DIRECTIONS FOR THIS TASK: Please print every record below exactly as it appears.

════════════════

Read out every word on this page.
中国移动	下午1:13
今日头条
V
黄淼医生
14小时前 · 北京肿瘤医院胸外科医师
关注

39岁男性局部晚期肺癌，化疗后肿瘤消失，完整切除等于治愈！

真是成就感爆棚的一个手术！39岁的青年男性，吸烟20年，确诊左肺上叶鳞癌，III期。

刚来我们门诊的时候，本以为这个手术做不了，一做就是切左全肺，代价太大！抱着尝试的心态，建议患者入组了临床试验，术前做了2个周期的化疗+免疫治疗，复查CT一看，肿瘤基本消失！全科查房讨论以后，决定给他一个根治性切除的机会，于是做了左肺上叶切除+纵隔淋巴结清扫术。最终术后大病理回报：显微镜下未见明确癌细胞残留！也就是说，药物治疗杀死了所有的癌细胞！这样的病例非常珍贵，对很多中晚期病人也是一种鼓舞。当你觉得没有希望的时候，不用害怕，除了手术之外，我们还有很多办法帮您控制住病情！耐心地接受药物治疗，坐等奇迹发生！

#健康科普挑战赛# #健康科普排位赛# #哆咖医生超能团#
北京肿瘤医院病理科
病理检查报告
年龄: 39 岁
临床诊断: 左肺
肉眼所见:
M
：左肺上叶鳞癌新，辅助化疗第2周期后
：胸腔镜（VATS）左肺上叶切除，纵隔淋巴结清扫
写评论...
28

════════════════

RESPONSE TO THIS TASK:
Read out every word on this page.
中国移动	下午1:13
今日头条
V
黄淼医生
14小时前 · 北京肿瘤医院胸外科医师
关注

39岁男性局部晚期肺癌，化疗后肿瘤消失，完整切除等于治愈！

真是成就感爆棚的一个手术！39岁的青年男性，吸烟20年，确诊左肺上叶鳞癌，III期。

刚来我们门诊的时候，本以为这个手术做不了，一做就是切左全肺，代价太大！抱着尝试的心态，建议患者入组了临床试验，术前做了2个周期的化疗+免疫治疗，复查CT一看，肿瘤基本消失！全科查房讨论以后，决定给他一个根治性切除的机会，于是做了左肺上叶切除+纵隔淋巴结清扫术。最终术后大病理回报：显微镜下未见明确癌细胞残留！也就是说，药物治疗杀死了所有的癌细胞！这样的病例非常珍贵，对很多中晚期病人也是一种鼓舞。当你觉得没有希望的时候，不用害怕，除了手术之外，我们还有很多办法帮您控制住病情！耐心地接受药物治疗，坐等奇迹发生！

#健康科普挑战赛# #健康科普排位赛# #哆咖医生超能团#
北京肿瘤医院病理科
病理检查报告
年龄: 39 岁
临床诊断: 左肺
肉眼所见:
M
：左肺上叶鳞癌新，辅助化疗第2周期后
：胸腔镜（VATS）左肺上叶切除，纵隔淋巴结清扫
写评论...
28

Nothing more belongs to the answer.